20/08/2013
"Cela se jouera sur le terrain social en Tunisie et sécuritaire en Égypte"
Béligh Nabli, directeur de recherche à l’Institut des relations internationales et stratégiques (IRIS) et spécialiste des mutations du monde arabe, explique pourquoi l’attitude du puissant syndicat UGTT, qui revendique 500 000 adhérents, en Tunisie, et celle de l’armée en Égypte auront une grande influence sur les événements à venir.
HD. La Tunisie peut-elle basculer dans un chaos comparable à ce qui se produit en Égypte ?
Béligh Nabli. Un scénario à l’égyptienne, je ne pense pas. En Tunisie, l’armée n’a pas ce rôle central, ce poids économique et institutionnel qui pourrait lui permettre de se poser en arbitre entre deux blocs. Le bloc islamiste, même si le terme est impropre dans la mesure où il y a différents courants qui le traversent, fait face à un bloc hétérogène dans lequel on retrouve Nidaa Tounes (Appel de la Tunisie), un parti qui rassemble entre autres des anciens du régime de Ben Ali et qui est pratiquement passé devant Ennahdha dans les sondages. Ensuite, il y a les petits partis de la gauche progressiste ou radicale, qui sont aux avant-postes dans l’opposition frontale aux islamistes. Ce sont eux qui, notamment, demandent la dissolution de l’Assemblée constituante. Ils ont un impact fort car ils portent des revendications ancrées dans la société tunisienne.
HD. Quel rôle peut jouer le syndicat UGTT, qui revendique près de 500 000 adhérents ?
Béligh Nabli. autant l’armée tunisienne n’a pas le poids de l’armée égyptienne, autant la Tunisie a la particularité d’avoir ce syndicat extrêmement puissant qui a fait la démonstration de sa capacité de mobilisation dans l’histoire moderne du pays. La parole et la position de l’UGTT seront fondamentales dans les semaines à venir. Si le syndicat opte pour une posture de rupture avec le gouvernement en place, il a la capacité d’asphyxier la vie économique. Le basculement en Tunisie se jouera plutôt sur le terrain économique et social, que sur le terrain militaire ou sécuritaire, comme en Égypte.

▸ **OBJECTIF VISÉ**
Reprenez l'entretien sur la Tunisie et l'Égypte à la suite de sa dernière phrase, et poursuivez-le.

▸ **EXTRAIT DE DONNÉES**
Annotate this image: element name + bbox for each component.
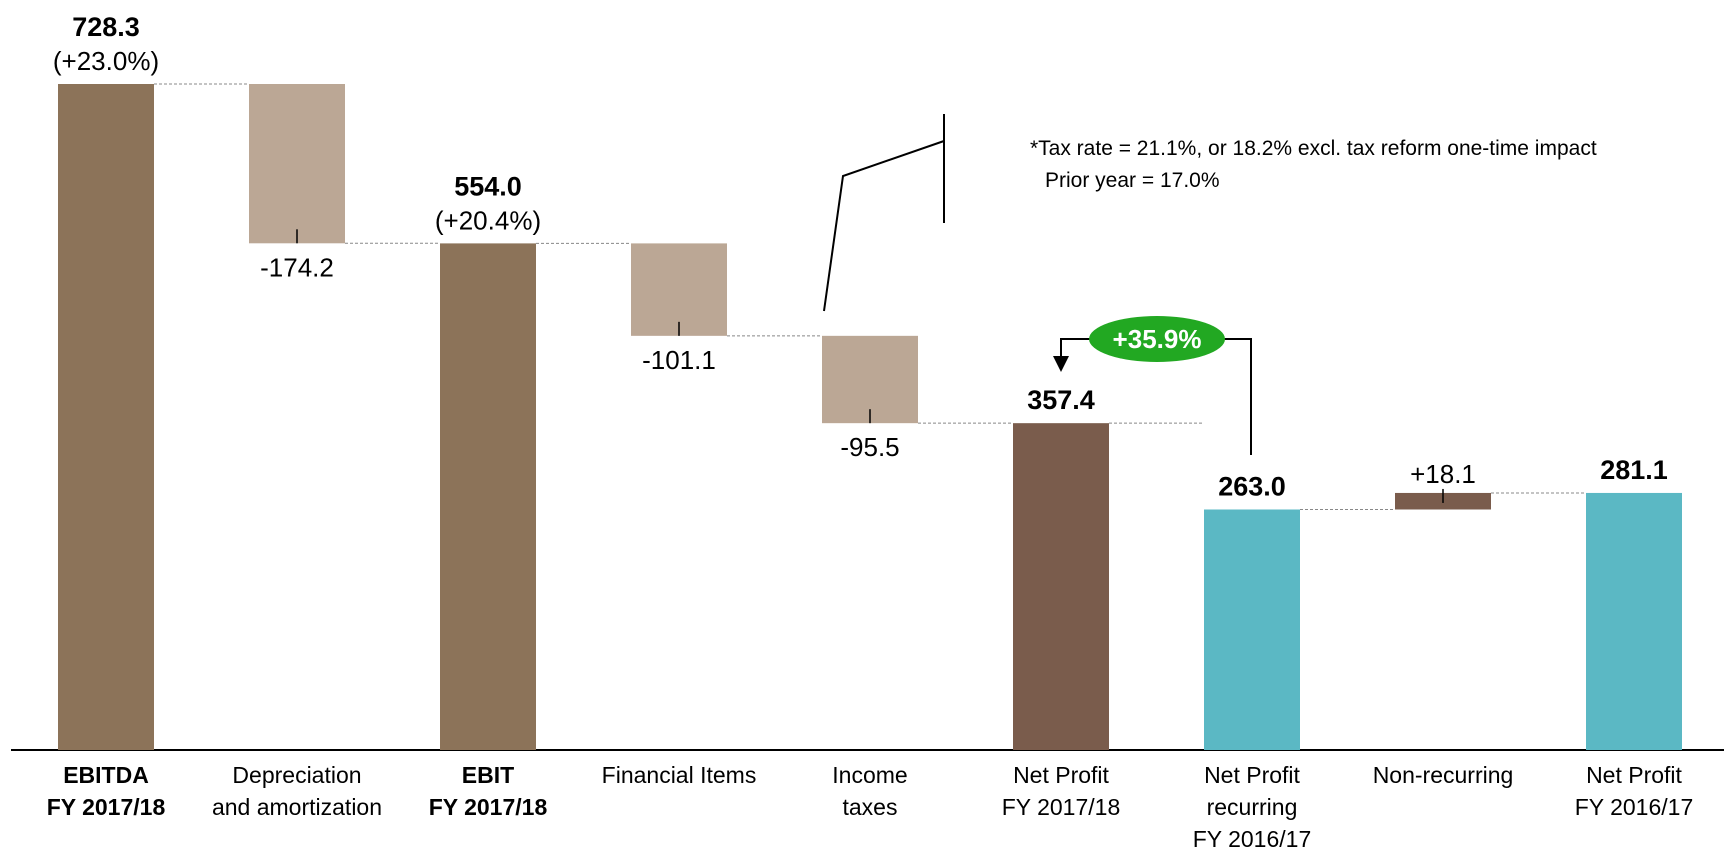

▸ **RÉSULTAT OBTENU**
HD. Comment analysez-vous le comportement de l’armée en Égypte, qui fait preuve d’une grande brutalité à l’égard des islamistes ?
Béligh Nabli. On a beaucoup reproché au président Morsi sa rigidité, son incapacité à trouver des compromis avec l’opposition. Cette rigidité caractérise aussi l’institution militaire, même si elle n’est pas vraiment surprenante : c’est la suite d’une confrontation politique ancienne qui prend ses racines dans les années 1930.
HD. Redoutez-vous un scénario comparable à ce qu’a connu l’Algérie dans les années 1990 ?
Béligh Nabli. le profil sociologique des militants des Frères musulmans n’est pas le même que celui de ceux qui ont pris le maquis en Algérie, et qui étaient pour beaucoup des vétérans de la guerre d’Afghanistan. En Égypte, ce sont des membres de la société civile qui n’ont pas vraiment vocation à l’affrontement militaire. Il me paraît relativement improbable que ces citoyens basculent dans une logique de guérilla, même s’il est concevable que des groupuscules paramilitaires puissent se former pour tenter de déstabiliser l’armée.
- Cet entretien est extrait du dossier : Tunisie – Egypte, le bras de fer pour la démocratie paru dans l’Humanité Dimanche.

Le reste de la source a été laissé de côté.